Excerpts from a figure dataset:
════════

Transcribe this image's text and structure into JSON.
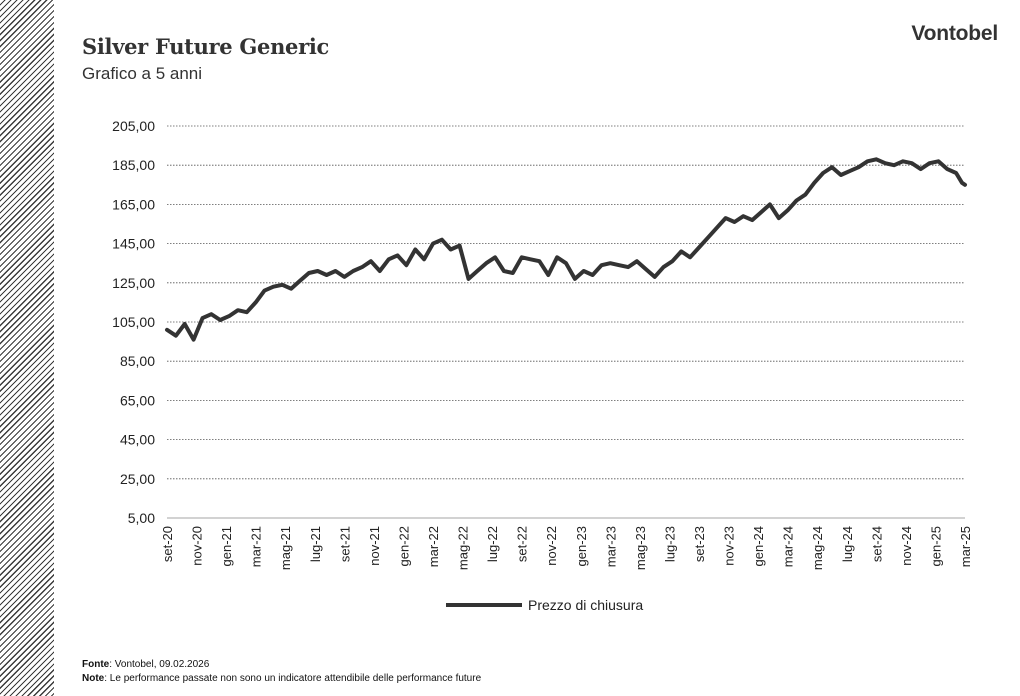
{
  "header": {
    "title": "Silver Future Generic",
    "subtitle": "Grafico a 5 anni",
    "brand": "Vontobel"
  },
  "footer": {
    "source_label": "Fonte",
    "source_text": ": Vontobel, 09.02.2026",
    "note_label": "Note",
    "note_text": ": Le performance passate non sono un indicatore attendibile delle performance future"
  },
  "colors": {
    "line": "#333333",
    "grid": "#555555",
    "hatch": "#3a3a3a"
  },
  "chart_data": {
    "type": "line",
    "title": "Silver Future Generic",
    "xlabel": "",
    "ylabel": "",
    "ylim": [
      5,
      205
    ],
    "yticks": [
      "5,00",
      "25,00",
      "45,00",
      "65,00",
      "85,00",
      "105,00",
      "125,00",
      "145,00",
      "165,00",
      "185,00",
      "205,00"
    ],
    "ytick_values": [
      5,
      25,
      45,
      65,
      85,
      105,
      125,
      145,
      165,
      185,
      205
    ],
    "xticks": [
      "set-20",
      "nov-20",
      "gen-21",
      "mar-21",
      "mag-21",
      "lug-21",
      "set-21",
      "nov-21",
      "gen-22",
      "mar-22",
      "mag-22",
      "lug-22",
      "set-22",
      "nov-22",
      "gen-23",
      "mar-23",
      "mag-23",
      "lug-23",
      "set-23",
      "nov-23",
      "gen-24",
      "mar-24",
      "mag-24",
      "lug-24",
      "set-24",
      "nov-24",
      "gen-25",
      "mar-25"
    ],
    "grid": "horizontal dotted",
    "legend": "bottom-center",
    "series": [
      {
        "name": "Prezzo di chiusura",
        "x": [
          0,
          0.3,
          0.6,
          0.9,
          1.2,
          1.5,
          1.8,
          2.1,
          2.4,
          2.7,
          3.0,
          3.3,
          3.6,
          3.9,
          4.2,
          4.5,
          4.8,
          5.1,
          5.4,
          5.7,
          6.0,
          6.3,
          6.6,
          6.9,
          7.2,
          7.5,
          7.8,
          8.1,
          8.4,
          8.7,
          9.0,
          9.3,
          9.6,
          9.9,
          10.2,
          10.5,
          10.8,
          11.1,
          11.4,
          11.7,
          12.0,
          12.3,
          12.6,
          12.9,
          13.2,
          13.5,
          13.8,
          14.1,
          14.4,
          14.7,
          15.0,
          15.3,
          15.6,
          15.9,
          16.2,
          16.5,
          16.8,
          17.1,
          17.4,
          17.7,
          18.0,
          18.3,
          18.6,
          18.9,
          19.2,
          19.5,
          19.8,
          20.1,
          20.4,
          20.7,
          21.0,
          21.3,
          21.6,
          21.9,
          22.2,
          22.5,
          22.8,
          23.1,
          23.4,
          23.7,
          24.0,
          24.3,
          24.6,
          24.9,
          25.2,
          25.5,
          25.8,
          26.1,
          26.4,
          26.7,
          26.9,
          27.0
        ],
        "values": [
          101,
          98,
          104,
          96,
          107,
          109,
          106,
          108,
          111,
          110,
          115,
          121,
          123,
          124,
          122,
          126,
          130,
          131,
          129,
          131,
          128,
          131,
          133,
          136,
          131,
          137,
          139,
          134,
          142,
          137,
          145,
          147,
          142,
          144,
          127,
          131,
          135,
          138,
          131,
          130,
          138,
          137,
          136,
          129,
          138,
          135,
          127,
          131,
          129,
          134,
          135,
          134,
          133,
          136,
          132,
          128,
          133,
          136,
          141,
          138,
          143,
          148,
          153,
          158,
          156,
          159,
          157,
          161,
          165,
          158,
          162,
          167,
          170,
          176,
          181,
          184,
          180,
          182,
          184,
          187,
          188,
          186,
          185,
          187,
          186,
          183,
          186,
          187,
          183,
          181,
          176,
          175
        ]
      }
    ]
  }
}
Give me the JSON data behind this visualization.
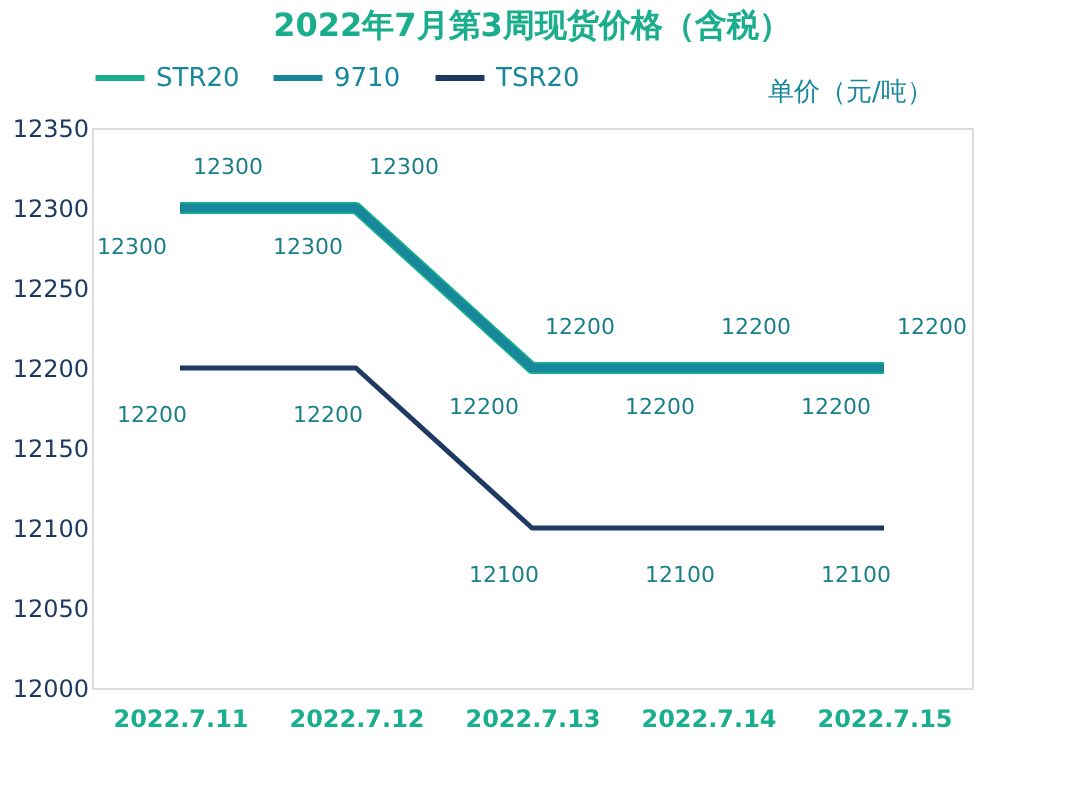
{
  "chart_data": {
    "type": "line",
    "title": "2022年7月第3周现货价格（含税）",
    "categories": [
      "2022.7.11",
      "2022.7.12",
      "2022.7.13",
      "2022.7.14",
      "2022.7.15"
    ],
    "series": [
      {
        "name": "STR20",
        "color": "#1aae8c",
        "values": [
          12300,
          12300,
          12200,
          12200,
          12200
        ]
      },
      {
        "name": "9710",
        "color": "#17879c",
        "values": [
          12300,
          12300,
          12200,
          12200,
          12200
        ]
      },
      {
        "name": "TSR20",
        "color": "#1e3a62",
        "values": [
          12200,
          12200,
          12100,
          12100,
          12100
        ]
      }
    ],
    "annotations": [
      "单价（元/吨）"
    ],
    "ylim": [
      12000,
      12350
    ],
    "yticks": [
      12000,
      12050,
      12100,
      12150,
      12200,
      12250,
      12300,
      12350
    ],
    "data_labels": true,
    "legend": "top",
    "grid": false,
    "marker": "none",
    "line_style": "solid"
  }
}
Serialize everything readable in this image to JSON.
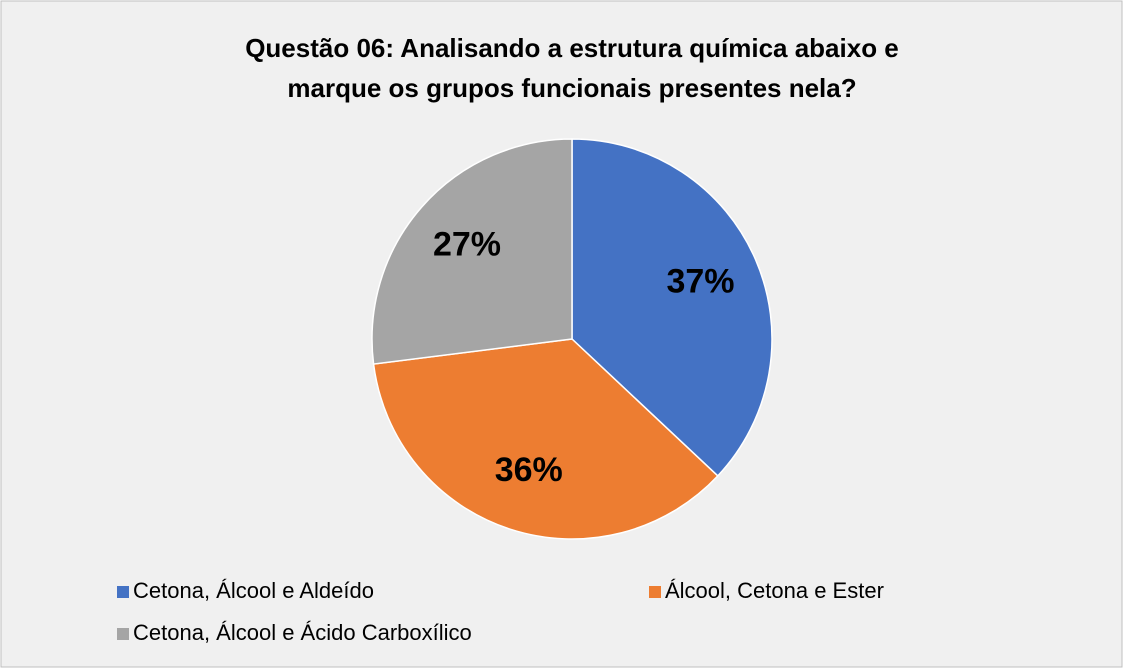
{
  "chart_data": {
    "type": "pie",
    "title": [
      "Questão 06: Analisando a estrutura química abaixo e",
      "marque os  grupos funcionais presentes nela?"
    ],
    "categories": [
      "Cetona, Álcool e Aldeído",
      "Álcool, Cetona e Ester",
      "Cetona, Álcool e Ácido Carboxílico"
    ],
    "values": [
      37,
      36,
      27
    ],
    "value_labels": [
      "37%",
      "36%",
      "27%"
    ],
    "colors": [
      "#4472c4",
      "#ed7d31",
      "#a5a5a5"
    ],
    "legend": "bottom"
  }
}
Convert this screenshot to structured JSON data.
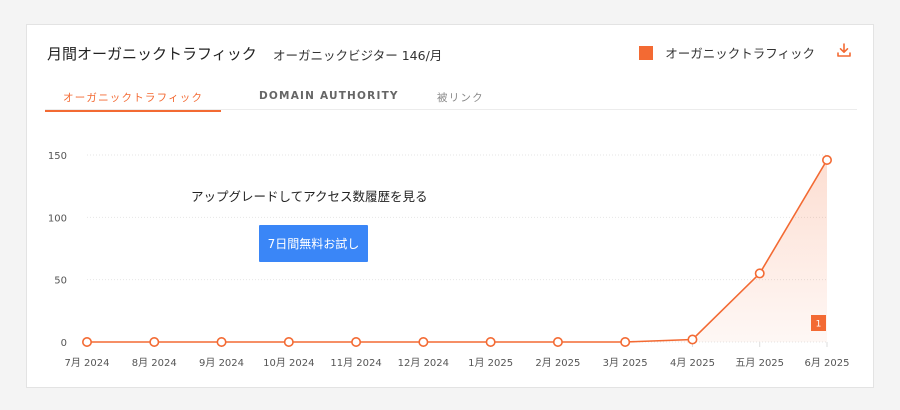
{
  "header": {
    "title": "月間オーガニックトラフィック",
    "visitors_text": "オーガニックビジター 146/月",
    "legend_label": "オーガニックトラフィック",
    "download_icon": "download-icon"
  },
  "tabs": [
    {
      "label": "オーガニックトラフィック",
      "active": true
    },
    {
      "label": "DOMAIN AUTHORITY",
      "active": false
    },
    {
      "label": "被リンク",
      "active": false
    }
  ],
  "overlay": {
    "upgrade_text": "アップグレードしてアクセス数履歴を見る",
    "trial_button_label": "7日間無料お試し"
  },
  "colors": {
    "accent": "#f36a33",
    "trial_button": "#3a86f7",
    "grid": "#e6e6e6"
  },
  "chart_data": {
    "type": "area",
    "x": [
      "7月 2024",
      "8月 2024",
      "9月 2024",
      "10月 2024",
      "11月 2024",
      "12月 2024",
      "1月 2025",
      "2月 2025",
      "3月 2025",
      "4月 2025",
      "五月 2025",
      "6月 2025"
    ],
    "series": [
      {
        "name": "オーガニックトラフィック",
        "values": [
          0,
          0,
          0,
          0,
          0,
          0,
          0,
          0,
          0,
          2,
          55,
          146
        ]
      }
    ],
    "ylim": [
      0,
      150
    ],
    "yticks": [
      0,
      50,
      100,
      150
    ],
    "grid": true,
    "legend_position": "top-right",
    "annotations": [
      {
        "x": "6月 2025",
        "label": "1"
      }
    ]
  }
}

════════

Copy each line of the data that contains the word "bottom".

**Reply:**
    "legend": "bottom-center",
    "legend": "bottom"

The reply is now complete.